Stored entries:
=======
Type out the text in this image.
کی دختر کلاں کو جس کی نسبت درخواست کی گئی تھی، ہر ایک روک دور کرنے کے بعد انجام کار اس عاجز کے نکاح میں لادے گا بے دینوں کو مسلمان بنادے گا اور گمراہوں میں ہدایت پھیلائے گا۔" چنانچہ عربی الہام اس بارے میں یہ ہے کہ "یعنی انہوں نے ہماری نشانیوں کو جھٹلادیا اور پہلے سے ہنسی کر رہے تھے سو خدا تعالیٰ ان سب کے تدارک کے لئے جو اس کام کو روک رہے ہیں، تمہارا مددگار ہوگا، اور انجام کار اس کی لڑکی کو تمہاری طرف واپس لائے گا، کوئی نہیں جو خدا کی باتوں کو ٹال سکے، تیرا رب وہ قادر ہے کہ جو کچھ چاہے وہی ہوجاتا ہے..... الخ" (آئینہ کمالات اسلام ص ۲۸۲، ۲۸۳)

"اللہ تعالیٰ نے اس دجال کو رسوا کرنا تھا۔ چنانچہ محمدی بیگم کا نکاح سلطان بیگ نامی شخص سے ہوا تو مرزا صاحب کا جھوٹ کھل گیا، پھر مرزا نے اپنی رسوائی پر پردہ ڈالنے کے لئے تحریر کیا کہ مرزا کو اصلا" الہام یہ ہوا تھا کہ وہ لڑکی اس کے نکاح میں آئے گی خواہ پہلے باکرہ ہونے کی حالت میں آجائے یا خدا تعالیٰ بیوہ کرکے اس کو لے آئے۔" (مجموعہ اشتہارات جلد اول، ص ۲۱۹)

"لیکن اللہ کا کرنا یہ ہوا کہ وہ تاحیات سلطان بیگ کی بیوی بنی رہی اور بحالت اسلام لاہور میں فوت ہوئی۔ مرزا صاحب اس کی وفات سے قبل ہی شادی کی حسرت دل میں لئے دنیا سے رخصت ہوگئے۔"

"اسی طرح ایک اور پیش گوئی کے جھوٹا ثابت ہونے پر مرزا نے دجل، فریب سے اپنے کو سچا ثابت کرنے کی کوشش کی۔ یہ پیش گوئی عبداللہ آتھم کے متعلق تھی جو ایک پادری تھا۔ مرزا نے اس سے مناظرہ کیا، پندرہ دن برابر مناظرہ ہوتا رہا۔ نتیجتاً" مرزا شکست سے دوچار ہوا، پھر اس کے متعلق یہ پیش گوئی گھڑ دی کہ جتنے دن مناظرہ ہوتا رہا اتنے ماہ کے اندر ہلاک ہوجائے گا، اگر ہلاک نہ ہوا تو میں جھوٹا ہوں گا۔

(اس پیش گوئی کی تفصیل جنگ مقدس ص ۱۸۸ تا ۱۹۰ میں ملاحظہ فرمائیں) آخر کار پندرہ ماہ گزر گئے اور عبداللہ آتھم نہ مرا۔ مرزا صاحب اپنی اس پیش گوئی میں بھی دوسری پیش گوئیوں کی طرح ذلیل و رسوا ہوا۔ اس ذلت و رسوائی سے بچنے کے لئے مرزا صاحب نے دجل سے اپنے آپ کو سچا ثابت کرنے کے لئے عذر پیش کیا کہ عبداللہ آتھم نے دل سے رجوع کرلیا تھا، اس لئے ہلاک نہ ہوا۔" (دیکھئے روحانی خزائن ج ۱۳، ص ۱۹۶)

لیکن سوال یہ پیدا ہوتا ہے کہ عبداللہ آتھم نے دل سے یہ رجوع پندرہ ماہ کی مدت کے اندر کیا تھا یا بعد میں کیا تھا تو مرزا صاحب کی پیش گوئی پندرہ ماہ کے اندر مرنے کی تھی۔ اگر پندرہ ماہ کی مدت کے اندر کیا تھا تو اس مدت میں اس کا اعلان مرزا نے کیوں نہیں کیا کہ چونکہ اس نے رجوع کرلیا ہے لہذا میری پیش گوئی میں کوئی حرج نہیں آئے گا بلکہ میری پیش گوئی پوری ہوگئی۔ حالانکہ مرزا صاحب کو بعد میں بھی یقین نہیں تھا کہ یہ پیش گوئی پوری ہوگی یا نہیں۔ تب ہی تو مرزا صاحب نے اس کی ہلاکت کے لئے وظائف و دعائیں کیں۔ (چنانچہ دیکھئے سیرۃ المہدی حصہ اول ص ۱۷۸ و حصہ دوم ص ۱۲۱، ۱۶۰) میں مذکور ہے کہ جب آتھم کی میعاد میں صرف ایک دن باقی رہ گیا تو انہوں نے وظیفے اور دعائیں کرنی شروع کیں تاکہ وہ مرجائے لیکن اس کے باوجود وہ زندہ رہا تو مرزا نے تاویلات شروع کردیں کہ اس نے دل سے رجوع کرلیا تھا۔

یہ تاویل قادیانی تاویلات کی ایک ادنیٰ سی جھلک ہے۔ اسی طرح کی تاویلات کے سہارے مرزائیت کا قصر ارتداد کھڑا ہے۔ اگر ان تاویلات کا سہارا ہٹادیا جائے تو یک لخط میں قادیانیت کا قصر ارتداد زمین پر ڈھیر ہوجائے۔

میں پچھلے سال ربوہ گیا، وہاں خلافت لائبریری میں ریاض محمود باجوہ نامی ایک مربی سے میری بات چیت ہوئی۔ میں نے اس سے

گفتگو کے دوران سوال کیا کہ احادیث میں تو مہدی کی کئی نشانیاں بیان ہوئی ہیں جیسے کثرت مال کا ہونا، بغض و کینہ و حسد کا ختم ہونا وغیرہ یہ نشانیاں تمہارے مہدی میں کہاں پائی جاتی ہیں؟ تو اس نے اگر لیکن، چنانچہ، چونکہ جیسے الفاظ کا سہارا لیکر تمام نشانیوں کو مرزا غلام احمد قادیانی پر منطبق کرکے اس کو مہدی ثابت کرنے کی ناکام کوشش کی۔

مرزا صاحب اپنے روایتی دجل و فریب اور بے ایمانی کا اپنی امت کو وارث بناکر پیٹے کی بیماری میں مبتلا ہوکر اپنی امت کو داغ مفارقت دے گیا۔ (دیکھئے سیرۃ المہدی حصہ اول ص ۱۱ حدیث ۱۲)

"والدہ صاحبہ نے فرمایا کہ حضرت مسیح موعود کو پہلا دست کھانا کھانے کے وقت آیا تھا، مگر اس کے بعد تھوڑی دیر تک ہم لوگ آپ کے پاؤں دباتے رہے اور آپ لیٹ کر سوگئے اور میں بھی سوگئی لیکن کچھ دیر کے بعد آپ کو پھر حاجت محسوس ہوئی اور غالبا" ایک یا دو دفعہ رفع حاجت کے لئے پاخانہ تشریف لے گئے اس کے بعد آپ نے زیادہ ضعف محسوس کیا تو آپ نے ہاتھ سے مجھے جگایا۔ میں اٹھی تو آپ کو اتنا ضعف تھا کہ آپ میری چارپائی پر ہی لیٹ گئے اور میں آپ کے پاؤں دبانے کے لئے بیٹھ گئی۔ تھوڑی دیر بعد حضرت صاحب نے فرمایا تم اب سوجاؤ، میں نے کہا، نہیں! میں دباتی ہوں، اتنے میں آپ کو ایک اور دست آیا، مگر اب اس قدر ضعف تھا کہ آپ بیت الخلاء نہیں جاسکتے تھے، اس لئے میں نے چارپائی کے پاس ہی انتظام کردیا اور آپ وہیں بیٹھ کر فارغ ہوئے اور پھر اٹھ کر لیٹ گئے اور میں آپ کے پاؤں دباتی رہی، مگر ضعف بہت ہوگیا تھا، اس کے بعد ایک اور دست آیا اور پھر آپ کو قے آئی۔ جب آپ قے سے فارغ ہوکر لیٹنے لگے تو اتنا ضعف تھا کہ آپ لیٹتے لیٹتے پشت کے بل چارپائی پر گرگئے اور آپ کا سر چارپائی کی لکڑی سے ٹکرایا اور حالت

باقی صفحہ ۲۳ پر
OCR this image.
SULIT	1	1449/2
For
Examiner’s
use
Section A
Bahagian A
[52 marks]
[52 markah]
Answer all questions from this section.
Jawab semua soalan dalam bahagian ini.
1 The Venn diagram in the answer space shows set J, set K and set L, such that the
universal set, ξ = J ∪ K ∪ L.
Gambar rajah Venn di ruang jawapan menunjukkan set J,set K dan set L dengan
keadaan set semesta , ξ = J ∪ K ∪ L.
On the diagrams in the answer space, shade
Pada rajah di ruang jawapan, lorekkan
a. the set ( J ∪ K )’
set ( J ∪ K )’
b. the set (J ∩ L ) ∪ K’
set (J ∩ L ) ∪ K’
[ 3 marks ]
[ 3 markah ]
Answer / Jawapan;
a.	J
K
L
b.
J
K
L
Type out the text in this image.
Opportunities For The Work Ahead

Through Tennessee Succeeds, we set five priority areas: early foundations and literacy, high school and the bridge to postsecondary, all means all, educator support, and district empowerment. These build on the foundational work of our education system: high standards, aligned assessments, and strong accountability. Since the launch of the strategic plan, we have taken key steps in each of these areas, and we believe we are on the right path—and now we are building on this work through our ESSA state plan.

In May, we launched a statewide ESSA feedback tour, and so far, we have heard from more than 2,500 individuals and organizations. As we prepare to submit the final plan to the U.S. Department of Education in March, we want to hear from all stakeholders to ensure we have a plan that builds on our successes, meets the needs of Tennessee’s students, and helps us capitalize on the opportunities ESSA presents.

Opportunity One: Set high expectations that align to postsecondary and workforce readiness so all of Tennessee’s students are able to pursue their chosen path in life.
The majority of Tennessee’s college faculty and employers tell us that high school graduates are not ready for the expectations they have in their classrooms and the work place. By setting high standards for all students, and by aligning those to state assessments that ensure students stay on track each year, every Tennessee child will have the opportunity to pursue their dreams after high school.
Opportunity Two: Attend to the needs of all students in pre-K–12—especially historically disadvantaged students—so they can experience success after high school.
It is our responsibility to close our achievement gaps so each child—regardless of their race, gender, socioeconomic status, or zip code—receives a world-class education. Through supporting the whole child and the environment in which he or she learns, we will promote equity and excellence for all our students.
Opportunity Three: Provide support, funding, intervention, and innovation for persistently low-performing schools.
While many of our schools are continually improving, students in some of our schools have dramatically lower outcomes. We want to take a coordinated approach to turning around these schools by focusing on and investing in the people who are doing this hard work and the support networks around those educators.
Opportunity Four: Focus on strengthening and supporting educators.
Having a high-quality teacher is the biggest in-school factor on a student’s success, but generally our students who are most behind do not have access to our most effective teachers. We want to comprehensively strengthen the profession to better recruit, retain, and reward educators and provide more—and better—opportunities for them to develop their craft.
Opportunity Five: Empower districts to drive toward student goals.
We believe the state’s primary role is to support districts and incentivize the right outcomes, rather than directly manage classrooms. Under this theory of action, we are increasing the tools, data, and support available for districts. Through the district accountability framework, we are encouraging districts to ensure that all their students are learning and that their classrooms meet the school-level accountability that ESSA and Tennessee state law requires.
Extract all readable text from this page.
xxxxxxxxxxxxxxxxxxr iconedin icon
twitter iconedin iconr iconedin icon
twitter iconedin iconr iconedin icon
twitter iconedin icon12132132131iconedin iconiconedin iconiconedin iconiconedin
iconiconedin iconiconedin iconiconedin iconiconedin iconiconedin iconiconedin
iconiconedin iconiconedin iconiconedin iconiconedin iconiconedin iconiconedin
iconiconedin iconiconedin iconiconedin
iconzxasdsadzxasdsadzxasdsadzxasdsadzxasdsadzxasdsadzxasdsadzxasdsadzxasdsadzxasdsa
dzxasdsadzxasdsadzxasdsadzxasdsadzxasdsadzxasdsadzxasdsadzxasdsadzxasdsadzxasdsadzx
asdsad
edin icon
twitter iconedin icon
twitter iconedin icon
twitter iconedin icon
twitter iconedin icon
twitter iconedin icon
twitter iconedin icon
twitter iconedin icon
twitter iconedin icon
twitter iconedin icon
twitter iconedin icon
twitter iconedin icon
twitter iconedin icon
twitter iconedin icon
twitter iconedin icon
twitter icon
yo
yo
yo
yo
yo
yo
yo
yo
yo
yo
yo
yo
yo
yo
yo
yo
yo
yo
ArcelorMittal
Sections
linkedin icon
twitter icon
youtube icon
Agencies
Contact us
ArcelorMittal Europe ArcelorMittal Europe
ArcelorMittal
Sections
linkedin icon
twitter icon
=======
▸ **Your instructions**:
Copy every line in the listing above where the string "اسلام" turns up.

▸ **Task answer**:
کی دختر کلاں کو جس کی نسبت درخواست کی گئی تھی، ہر ایک روک دور کرنے کے بعد انجام کار اس عاجز کے نکاح میں لادے گا بے دینوں کو مسلمان بنادے گا اور گمراہوں میں ہدایت پھیلائے گا۔" چنانچہ عربی الہام اس بارے میں یہ ہے کہ "یعنی انہوں نے ہماری نشانیوں کو جھٹلادیا اور پہلے سے ہنسی کر رہے تھے سو خدا تعالیٰ ان سب کے تدارک کے لئے جو اس کام کو روک رہے ہیں، تمہارا مددگار ہوگا، اور انجام کار اس کی لڑکی کو تمہاری طرف واپس لائے گا، کوئی نہیں جو خدا کی باتوں کو ٹال سکے، تیرا رب وہ قادر ہے کہ جو کچھ چاہے وہی ہوجاتا ہے..... الخ" (آئینہ کمالات اسلام ص ۲۸۲، ۲۸۳)
"لیکن اللہ کا کرنا یہ ہوا کہ وہ تاحیات سلطان بیگ کی بیوی بنی رہی اور بحالت اسلام لاہور میں فوت ہوئی۔ مرزا صاحب اس کی وفات سے قبل ہی شادی کی حسرت دل میں لئے دنیا سے رخصت ہوگئے۔"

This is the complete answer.